• _Exercise requirements_:
Reproduce exactly the lines from the one containing "What's the underlying" through the last line of the data, both ends included.

┏━━

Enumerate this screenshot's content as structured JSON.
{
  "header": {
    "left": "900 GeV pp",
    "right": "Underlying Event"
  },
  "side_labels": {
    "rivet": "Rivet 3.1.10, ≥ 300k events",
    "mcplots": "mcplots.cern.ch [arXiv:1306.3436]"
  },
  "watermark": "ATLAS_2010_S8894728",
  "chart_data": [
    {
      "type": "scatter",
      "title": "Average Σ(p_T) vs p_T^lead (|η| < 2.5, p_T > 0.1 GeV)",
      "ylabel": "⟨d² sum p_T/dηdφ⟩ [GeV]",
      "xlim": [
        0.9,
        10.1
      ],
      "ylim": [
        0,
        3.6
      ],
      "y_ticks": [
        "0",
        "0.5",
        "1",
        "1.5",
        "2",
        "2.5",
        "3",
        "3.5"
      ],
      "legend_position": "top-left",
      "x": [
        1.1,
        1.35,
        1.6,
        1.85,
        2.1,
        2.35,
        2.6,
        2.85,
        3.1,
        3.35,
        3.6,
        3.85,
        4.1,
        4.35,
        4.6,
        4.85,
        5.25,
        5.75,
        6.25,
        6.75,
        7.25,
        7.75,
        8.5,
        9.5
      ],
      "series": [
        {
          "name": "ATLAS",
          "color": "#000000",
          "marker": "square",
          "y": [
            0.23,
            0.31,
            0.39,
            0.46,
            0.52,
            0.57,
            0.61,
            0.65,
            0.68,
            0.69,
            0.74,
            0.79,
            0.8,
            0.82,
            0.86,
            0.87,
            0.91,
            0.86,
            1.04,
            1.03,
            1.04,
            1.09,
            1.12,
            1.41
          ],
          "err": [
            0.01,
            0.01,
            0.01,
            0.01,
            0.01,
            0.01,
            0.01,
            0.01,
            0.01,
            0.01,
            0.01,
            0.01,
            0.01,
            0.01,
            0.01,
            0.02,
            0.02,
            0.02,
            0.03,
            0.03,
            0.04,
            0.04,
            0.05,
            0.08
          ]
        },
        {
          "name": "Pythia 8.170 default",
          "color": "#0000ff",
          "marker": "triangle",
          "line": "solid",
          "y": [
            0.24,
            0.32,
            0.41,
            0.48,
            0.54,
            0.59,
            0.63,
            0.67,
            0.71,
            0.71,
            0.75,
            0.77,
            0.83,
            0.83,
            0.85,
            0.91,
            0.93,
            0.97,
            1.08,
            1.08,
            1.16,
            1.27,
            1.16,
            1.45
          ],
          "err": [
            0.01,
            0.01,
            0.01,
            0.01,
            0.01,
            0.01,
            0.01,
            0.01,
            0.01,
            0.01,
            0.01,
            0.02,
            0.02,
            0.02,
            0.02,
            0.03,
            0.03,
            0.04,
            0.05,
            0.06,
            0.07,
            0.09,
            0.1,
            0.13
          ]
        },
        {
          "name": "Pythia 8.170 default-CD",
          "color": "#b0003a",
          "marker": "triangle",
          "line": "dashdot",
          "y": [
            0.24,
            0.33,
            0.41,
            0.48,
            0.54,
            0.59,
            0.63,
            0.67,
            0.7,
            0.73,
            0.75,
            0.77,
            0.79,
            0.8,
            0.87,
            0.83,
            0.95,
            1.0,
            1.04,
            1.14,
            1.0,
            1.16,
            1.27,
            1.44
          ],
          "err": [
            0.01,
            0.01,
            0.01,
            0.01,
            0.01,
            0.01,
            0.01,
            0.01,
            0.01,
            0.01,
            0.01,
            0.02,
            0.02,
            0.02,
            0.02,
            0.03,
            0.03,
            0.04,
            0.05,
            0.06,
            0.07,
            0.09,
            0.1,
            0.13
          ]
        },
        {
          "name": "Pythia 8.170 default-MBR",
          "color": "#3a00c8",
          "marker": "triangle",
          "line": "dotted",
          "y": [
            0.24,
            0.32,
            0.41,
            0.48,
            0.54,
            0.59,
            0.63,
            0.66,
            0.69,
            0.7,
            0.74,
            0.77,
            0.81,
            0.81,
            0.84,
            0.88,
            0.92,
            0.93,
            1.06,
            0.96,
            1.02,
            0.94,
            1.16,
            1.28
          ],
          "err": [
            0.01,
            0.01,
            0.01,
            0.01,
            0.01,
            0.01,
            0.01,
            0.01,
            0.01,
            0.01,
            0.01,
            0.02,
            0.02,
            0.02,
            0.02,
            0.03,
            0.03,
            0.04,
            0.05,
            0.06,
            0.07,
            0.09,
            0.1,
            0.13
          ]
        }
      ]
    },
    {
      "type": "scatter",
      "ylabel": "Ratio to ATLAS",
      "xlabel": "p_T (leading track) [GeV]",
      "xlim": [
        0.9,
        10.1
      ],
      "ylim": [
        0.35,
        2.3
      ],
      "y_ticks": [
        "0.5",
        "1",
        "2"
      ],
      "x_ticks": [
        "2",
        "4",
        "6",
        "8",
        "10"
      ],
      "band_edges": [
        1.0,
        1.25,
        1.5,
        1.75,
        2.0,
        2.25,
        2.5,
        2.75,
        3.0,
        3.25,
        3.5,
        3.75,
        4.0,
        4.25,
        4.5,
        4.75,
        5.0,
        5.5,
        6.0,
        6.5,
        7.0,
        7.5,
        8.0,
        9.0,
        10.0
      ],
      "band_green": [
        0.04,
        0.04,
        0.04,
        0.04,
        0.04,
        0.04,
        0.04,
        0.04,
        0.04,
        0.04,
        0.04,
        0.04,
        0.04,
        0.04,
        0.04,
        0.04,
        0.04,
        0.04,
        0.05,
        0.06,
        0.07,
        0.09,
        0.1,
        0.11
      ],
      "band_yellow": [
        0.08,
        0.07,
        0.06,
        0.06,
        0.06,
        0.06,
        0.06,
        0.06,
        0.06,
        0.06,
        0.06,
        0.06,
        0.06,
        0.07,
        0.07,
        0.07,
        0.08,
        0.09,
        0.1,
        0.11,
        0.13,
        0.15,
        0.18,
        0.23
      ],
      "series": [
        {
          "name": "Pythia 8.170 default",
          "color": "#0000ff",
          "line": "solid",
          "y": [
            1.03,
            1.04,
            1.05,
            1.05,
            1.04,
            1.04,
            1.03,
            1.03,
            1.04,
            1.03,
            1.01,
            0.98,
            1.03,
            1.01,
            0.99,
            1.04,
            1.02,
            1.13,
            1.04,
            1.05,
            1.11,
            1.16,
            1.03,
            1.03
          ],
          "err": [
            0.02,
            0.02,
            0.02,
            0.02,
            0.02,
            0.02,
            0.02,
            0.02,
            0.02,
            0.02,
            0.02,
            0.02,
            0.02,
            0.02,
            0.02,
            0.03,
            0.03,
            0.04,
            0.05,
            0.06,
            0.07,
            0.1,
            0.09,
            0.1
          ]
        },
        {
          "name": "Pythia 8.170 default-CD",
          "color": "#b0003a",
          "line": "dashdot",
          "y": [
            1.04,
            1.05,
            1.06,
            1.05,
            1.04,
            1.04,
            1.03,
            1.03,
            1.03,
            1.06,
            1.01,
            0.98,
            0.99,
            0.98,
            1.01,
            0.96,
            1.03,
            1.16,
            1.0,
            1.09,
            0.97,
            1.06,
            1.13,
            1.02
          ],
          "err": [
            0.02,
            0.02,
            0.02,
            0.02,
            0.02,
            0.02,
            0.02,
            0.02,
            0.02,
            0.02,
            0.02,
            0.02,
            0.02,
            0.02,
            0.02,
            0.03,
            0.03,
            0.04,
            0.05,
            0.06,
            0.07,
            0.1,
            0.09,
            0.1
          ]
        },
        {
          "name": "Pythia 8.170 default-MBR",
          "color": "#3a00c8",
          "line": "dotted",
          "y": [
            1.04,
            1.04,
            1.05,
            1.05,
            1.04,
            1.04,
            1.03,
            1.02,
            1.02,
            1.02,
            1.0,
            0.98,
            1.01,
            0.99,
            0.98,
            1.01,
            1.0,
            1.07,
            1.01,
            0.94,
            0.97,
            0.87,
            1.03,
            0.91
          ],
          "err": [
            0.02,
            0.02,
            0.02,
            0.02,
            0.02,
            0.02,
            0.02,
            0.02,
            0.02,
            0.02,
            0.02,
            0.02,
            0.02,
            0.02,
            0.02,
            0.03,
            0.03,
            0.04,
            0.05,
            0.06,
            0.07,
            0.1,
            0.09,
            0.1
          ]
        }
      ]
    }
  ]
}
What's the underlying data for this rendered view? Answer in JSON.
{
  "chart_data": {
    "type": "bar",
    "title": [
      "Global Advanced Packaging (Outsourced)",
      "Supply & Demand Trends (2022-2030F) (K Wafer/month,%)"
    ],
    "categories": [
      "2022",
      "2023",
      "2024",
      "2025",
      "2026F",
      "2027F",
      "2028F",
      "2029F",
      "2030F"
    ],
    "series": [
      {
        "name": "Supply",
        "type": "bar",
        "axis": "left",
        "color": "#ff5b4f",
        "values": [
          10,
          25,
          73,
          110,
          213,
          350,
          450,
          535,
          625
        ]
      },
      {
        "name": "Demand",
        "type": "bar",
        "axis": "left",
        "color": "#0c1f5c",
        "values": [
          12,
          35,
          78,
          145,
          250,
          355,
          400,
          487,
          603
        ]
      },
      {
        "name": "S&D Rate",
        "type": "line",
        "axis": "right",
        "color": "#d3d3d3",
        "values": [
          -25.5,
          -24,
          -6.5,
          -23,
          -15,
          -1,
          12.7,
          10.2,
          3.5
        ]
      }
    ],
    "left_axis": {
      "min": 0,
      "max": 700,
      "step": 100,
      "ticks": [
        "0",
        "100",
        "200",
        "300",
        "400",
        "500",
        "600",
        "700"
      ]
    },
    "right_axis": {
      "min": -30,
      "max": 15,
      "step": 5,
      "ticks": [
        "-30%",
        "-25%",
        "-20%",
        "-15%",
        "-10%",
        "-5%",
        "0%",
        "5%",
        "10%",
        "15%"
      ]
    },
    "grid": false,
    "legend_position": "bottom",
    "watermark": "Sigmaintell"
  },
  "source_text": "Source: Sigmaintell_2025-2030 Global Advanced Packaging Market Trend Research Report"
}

┗━━

• _Exercise output_:
What's the underlying data for this rendered view? Answer in JSON.
{
  "chart_data": {
    "type": "bar",
    "title": [
      "Global Advanced Packaging (Outsourced)",
      "Supply & Demand Trends (2022-2030F) (K Wafer/month,%)"
    ],
    "categories": [
      "2022",
      "2023",
      "2024",
      "2025",
      "2026F",
      "2027F",
      "2028F",
      "2029F",
      "2030F"
    ],
    "series": [
      {
        "name": "Supply",
        "type": "bar",
        "axis": "left",
        "color": "#ff5b4f",
        "values": [
          10,
          25,
          73,
          110,
          213,
          350,
          450,
          535,
          625
        ]
      },
      {
        "name": "Demand",
        "type": "bar",
        "axis": "left",
        "color": "#0c1f5c",
        "values": [
          12,
          35,
          78,
          145,
          250,
          355,
          400,
          487,
          603
        ]
      },
      {
        "name": "S&D Rate",
        "type": "line",
        "axis": "right",
        "color": "#d3d3d3",
        "values": [
          -25.5,
          -24,
          -6.5,
          -23,
          -15,
          -1,
          12.7,
          10.2,
          3.5
        ]
      }
    ],
    "left_axis": {
      "min": 0,
      "max": 700,
      "step": 100,
      "ticks": [
        "0",
        "100",
        "200",
        "300",
        "400",
        "500",
        "600",
        "700"
      ]
    },
    "right_axis": {
      "min": -30,
      "max": 15,
      "step": 5,
      "ticks": [
        "-30%",
        "-25%",
        "-20%",
        "-15%",
        "-10%",
        "-5%",
        "0%",
        "5%",
        "10%",
        "15%"
      ]
    },
    "grid": false,
    "legend_position": "bottom",
    "watermark": "Sigmaintell"
  },
  "source_text": "Source: Sigmaintell_2025-2030 Global Advanced Packaging Market Trend Research Report"
}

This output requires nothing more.